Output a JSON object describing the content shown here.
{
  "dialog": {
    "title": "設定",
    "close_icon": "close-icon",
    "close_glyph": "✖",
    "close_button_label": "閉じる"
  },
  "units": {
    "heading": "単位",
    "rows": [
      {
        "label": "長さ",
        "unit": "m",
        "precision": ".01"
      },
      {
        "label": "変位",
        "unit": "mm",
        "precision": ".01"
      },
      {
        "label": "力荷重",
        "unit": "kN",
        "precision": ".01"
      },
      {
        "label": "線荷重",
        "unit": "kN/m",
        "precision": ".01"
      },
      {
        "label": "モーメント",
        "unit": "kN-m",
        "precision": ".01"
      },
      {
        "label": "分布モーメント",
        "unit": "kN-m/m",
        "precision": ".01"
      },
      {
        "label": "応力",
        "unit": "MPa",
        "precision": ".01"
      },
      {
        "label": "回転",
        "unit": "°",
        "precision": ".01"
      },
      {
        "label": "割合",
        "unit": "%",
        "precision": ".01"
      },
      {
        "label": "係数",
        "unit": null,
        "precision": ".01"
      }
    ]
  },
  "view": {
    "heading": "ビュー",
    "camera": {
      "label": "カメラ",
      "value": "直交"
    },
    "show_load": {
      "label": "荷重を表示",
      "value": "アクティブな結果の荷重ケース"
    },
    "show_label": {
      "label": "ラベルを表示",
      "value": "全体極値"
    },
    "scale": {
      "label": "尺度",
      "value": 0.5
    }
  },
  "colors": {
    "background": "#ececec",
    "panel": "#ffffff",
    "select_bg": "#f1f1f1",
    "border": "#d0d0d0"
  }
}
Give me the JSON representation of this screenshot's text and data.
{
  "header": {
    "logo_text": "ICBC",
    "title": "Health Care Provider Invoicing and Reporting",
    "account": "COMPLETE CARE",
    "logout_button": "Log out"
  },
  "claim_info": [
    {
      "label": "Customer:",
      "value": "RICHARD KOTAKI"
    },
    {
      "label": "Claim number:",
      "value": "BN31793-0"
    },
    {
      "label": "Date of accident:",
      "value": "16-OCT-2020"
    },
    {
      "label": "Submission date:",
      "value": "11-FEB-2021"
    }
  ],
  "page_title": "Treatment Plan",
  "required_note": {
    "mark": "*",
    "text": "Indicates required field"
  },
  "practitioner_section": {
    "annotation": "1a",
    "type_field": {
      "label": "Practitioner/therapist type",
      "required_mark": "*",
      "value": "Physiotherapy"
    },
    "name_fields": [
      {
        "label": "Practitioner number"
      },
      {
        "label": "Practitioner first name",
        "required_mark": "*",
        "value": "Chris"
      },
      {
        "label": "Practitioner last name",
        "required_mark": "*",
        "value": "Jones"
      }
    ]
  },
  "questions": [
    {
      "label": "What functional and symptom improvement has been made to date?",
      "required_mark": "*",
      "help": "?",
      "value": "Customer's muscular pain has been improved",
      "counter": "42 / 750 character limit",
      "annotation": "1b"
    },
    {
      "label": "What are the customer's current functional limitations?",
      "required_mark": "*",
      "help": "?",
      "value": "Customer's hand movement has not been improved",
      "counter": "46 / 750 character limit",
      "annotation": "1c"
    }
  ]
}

-------------------------

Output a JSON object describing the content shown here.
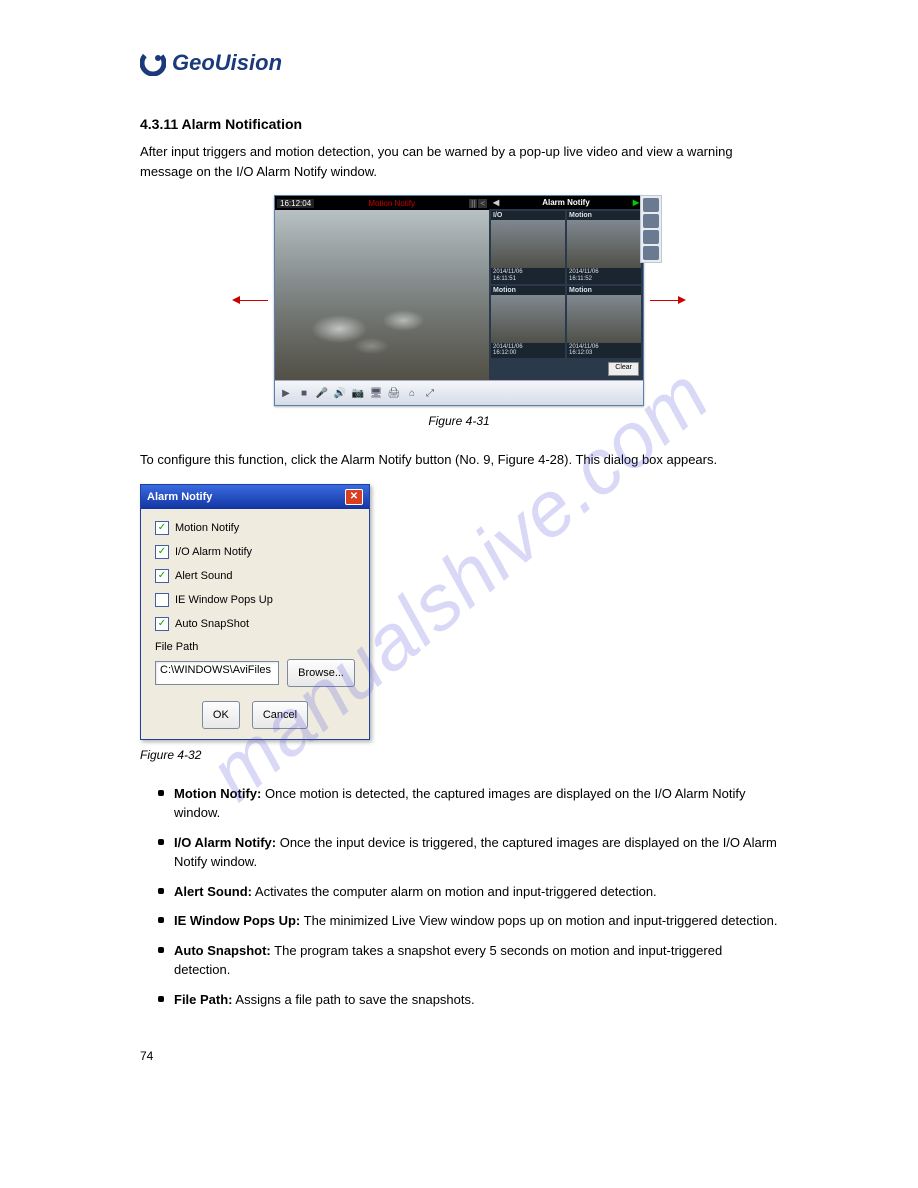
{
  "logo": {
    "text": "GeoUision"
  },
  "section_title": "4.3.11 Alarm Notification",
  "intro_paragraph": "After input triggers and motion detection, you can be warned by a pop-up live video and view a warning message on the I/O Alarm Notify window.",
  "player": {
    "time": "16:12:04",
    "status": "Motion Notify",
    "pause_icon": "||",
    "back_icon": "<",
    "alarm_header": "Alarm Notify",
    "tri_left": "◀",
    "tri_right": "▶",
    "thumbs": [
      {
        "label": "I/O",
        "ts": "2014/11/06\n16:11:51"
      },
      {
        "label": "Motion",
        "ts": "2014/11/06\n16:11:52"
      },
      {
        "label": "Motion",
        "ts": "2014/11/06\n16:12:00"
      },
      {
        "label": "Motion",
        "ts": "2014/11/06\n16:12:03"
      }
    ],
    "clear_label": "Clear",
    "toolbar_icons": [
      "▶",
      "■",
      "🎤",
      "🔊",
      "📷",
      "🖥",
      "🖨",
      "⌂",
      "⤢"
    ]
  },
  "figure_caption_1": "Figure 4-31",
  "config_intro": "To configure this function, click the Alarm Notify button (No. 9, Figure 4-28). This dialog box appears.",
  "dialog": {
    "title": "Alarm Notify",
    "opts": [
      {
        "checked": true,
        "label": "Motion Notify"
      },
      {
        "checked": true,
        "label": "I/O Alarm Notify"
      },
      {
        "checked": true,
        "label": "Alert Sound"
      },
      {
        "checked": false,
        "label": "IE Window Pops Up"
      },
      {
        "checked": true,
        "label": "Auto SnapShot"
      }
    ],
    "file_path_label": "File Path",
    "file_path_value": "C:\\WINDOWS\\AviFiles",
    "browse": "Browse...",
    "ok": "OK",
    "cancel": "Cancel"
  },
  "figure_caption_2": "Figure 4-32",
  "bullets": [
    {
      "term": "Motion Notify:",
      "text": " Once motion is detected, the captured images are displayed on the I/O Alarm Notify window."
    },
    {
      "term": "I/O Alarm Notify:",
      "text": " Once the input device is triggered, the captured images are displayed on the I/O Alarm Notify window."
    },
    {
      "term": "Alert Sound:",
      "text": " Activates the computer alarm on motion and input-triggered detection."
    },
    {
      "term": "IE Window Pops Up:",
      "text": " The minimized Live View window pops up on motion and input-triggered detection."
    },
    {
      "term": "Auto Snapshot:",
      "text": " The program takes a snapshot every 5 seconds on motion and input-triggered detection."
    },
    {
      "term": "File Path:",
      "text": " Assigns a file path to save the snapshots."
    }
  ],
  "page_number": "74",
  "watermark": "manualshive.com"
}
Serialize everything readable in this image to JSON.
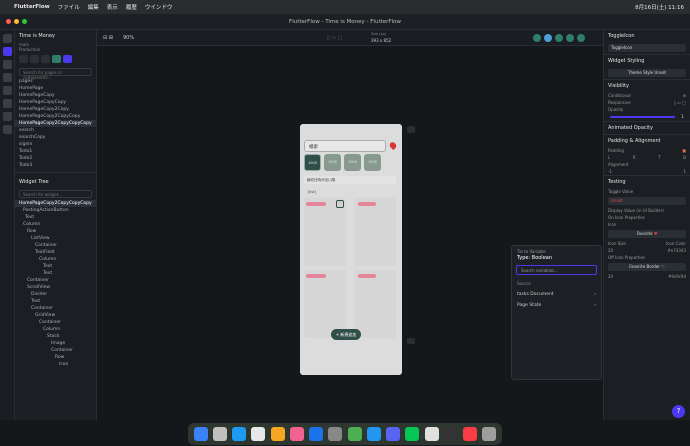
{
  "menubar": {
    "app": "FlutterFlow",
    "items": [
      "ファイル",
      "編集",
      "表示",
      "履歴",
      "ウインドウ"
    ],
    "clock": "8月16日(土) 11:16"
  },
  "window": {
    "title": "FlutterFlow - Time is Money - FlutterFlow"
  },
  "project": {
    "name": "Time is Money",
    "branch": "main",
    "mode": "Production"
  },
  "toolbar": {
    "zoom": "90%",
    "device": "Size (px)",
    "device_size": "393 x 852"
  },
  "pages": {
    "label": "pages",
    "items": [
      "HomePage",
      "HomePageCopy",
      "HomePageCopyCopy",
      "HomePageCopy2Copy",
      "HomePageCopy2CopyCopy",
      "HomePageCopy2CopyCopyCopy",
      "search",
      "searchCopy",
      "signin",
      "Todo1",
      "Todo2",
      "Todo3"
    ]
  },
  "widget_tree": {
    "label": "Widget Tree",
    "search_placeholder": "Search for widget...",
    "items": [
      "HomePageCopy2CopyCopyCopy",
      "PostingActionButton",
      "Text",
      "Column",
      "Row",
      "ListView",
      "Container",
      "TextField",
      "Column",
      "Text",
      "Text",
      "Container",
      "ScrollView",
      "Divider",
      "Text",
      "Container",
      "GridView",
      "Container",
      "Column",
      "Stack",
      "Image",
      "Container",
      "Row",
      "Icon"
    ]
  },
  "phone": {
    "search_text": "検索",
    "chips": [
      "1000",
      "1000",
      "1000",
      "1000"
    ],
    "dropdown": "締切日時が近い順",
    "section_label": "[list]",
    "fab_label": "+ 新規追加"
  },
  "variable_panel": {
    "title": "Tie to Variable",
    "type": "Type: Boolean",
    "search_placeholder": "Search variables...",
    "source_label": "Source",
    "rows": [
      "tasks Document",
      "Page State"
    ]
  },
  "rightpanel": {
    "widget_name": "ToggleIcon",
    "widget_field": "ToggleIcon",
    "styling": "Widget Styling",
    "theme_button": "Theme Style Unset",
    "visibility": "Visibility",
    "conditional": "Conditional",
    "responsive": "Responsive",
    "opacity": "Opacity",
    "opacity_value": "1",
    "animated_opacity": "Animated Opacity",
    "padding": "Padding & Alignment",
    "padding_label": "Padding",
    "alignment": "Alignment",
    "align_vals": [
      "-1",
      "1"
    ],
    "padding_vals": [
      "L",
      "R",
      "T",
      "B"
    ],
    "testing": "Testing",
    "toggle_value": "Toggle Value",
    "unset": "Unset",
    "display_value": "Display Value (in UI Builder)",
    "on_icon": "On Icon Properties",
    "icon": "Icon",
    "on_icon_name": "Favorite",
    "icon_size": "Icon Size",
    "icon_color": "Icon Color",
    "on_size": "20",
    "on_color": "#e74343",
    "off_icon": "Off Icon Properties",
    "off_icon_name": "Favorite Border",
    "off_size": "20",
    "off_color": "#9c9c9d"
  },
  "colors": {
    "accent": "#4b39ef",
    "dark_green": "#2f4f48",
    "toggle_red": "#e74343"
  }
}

-------------------------

(TASK PROMPT): Report only how many lines in the listing contain the string "What".

(TASK OUTPUT): 2